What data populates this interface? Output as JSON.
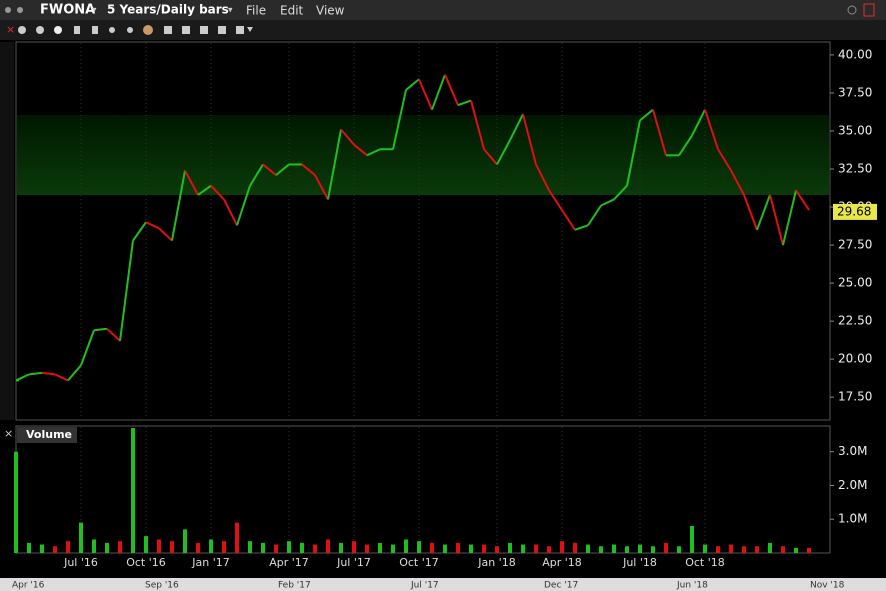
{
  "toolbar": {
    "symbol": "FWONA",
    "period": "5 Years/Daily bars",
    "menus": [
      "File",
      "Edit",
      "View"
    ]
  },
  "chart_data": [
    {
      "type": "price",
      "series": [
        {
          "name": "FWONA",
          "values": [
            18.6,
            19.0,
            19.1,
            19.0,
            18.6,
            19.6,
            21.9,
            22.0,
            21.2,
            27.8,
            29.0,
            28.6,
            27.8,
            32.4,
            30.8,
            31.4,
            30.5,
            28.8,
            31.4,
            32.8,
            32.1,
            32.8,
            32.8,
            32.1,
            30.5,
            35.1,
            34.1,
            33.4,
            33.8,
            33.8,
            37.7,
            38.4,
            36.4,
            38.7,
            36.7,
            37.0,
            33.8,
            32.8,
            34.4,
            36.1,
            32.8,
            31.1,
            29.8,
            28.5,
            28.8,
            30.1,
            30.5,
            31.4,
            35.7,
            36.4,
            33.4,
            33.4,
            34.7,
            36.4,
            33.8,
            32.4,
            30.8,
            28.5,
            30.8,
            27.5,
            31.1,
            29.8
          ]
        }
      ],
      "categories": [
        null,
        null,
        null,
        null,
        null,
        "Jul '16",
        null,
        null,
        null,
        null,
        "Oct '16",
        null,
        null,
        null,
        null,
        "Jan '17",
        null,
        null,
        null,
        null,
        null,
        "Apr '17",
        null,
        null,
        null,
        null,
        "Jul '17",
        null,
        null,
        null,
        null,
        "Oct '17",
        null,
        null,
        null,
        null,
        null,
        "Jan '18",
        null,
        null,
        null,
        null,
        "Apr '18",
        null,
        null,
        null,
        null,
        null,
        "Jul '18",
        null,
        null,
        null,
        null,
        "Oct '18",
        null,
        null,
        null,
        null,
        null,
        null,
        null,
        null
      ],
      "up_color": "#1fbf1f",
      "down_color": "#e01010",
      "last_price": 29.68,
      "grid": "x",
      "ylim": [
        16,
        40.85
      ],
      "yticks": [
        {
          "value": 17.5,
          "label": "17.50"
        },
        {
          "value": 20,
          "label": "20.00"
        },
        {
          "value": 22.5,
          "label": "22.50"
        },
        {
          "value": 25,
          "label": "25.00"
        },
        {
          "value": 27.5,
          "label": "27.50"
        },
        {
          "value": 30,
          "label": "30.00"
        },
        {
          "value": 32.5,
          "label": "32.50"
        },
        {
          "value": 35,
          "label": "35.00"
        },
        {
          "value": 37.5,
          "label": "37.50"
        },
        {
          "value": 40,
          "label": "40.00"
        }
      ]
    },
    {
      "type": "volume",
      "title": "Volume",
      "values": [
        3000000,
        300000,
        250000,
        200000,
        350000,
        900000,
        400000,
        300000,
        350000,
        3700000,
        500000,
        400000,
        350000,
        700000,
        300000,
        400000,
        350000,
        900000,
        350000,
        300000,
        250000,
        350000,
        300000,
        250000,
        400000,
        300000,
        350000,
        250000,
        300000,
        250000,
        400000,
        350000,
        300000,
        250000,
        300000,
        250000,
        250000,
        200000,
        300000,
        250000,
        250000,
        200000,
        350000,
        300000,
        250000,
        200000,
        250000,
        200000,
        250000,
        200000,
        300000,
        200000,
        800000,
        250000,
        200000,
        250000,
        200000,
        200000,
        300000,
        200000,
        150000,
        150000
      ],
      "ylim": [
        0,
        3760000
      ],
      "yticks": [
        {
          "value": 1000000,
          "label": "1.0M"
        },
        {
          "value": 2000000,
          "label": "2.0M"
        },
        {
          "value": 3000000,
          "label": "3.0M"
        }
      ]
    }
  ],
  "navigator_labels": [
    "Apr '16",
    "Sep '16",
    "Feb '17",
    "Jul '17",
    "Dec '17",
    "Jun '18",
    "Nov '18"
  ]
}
==
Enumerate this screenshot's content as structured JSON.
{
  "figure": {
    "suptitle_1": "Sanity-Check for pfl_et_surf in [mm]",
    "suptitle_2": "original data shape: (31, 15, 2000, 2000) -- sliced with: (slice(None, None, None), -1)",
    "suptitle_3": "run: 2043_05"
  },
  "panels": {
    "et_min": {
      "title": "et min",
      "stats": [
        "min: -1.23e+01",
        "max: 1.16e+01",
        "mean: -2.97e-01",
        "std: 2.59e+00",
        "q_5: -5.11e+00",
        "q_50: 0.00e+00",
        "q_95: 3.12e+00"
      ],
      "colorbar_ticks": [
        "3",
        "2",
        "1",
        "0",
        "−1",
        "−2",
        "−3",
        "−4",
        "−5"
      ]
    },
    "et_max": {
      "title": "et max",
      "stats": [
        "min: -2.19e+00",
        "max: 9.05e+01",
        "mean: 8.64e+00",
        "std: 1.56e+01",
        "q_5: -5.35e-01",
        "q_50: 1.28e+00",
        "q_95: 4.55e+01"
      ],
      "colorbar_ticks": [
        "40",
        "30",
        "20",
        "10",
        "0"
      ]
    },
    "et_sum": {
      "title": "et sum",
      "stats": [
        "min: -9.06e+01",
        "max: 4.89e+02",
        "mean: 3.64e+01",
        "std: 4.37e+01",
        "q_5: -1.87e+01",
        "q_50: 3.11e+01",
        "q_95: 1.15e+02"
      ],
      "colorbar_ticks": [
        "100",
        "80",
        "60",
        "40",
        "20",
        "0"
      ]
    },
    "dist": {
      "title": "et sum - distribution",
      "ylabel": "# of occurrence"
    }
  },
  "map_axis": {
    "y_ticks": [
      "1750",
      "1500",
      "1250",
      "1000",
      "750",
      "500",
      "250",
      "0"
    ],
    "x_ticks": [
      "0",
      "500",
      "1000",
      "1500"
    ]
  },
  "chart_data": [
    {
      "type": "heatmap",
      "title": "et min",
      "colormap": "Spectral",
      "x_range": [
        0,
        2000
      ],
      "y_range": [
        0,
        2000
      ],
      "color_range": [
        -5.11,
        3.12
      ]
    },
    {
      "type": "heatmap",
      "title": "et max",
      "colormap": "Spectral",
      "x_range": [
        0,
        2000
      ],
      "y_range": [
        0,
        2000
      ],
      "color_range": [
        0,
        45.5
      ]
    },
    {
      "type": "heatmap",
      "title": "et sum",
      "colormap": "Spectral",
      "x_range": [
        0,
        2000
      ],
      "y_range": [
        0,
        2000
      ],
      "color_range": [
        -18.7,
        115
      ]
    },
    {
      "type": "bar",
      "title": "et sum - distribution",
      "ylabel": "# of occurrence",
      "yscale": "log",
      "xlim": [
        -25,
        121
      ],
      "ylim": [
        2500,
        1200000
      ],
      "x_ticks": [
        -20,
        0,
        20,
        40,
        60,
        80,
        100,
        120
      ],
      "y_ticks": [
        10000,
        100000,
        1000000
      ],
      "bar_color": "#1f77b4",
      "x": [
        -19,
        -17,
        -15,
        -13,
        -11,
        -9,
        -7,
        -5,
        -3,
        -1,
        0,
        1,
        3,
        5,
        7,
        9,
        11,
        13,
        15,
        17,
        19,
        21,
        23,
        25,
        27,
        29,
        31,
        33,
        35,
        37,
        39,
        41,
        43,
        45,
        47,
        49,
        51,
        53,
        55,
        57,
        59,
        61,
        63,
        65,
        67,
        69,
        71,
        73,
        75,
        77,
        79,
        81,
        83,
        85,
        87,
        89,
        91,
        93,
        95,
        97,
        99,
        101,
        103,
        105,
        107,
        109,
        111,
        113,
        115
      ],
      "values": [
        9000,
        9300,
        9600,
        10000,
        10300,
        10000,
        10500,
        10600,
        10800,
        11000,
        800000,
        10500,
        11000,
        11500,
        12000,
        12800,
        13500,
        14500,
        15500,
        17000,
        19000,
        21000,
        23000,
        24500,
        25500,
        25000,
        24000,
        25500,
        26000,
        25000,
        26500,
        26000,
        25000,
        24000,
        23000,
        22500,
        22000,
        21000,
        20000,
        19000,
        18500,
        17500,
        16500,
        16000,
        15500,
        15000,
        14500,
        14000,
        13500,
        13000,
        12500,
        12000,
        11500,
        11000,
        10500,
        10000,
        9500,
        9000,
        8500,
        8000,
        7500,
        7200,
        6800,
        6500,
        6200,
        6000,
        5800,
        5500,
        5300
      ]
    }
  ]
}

**Instructions to follow**: From the data above, pick out each line containing "mean" and copy it.

**Full solution**:
        "mean: -2.97e-01",
        "mean: 8.64e+00",
        "mean: 3.64e+01",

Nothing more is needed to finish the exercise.